* Consigna
Indica a qué club se sumó Leo Lema una fecha antes del cierre de la Fase Regular, según la nota sobre el capitán de Atenas.

* Texto de origen
Sentía que la responsabilidad era mía

El capitán Leo Lema asumió como propio el compromiso de mantener a Atenas en la Liga Nacional. Analizó el contexto de lo sucedido, el recuerdo del Turco Arduh y la presencia de Bruno Lábaque con el equipo.


De principio a final de la competencia, y por toda el agua que corrió por debajo del puente, para Atenas fue la Liga Nacional más dura de todas. Por donde se lo miré. Y uno de los que más la sintió fue el capitán Leo Lema, que asumió la responsabilidad como propia dentro del plantel y terminó siendo una de las figuras del equipo en la definición frente a Weber Bahía en la lucha por mantener al Griego en la elite del básquetbol argentino, como desde el primer día.

Los rumores del no descenso hicieron que Lema optara por la bifurcación al final del camino. Una fecha antes del cierre de la Fase Regular, el alero se sumó a las filas de Instituto para disputar la Champions League pero no sin antes acercarse con ojos llenos de lágrimas al manager Bruno Lábaque y pedir disculpas, según su mirada de la realidad, por no haber estado a la altura. Y prometer, en ese mismo momento, estar listo para defender la camiseta del Verde si había que salvar la categoría. Así fue. Cumplió con creces.

"Fue durísimo. En lo personal me costó muchísimo y estuve gran parte de la temporada sufriendo un montón. Fueron palazos muy fuertes los que nos dio esta Liga, por todo lo que saben. Además la complejidad que fue afrontar esta temporada encerrados en un hotel y padeciendo día a día los malos resultados. Para la cabeza de todos fue letal", afirmó Lema ya después del objetivo cumplido y con posibilidades de analizar más fríamente lo sucedido.

¿Tenía condimento extra jugar esta instancia y más con la camiseta de Atenas?

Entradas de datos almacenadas
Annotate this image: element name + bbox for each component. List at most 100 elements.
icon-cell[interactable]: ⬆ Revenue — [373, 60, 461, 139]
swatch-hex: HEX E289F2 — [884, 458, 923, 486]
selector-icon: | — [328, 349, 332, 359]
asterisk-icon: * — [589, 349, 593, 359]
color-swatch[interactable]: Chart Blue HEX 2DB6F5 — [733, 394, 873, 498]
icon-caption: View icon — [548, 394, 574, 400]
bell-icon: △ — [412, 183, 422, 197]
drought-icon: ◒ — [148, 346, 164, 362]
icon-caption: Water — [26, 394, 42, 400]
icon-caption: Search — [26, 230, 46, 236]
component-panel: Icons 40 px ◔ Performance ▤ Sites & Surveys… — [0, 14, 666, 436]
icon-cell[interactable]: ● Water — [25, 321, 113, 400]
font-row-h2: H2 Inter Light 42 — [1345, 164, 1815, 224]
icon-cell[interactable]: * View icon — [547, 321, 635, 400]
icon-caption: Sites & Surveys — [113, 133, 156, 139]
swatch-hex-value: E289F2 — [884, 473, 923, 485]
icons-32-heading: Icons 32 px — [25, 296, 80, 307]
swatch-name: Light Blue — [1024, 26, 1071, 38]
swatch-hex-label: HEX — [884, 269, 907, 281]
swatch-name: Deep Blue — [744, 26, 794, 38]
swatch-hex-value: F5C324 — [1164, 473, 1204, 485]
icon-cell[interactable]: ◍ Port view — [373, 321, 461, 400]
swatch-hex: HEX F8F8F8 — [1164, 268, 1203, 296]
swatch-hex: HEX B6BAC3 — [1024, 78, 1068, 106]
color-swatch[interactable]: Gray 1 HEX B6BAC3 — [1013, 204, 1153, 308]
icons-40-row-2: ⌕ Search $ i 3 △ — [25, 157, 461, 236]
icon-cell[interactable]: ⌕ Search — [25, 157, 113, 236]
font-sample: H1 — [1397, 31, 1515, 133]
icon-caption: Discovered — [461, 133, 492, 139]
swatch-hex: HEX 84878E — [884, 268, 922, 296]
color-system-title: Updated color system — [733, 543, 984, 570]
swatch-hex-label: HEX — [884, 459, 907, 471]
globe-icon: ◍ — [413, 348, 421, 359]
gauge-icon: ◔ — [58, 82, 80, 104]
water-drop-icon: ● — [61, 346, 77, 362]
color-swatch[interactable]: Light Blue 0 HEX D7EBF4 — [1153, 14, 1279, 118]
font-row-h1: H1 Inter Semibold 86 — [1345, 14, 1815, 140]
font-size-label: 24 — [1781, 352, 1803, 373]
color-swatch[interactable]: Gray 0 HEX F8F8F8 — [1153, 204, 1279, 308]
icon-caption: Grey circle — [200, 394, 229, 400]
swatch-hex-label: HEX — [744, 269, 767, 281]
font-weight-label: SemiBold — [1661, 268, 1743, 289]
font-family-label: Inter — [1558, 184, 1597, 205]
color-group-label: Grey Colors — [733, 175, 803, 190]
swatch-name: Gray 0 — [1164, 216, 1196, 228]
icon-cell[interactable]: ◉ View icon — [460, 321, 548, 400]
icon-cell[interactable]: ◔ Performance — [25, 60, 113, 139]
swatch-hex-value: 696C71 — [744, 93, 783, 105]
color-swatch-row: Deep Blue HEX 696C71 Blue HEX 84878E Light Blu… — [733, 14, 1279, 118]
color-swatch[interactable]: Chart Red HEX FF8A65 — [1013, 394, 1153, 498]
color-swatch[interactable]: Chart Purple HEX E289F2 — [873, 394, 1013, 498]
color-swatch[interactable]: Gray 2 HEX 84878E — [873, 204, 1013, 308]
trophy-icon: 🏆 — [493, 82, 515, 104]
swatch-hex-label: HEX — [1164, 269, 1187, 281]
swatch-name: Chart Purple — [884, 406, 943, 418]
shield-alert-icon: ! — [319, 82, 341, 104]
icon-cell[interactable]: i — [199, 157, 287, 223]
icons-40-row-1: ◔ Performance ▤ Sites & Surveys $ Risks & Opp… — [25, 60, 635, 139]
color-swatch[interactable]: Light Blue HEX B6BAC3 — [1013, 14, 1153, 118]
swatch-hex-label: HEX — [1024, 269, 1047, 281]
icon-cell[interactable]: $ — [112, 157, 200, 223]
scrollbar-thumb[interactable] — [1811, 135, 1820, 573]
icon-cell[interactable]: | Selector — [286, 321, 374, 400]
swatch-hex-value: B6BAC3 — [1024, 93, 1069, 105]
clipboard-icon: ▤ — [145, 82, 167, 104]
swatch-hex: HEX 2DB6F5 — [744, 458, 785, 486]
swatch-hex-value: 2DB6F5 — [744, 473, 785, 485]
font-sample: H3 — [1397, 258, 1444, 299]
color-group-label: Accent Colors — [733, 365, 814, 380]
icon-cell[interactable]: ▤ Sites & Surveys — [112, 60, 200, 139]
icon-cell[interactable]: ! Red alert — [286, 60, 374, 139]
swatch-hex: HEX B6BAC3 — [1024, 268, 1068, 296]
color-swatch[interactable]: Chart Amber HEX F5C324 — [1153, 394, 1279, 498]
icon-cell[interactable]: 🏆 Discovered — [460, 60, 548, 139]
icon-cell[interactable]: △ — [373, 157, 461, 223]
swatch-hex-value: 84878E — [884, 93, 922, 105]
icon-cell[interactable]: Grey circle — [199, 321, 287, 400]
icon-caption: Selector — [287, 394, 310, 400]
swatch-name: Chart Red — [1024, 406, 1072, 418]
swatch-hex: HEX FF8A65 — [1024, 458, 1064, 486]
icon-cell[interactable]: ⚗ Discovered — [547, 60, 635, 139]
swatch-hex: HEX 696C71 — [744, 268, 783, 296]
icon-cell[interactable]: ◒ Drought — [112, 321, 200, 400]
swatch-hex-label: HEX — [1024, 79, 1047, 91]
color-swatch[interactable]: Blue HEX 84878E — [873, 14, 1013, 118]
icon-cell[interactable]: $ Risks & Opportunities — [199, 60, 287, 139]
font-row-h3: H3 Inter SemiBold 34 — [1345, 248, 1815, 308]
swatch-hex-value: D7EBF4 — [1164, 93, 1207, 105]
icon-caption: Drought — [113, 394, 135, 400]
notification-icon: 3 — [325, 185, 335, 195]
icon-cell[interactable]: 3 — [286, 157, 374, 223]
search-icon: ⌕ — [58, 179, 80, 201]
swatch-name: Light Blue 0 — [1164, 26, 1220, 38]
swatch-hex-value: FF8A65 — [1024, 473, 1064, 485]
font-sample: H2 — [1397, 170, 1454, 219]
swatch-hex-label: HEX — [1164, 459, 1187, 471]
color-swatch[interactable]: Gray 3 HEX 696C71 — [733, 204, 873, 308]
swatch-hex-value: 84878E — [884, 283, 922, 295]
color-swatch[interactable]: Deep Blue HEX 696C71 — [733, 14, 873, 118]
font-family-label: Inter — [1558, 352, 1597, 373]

* Ejercicio resuelto
Se sumó a Instituto para disputar la Champions League.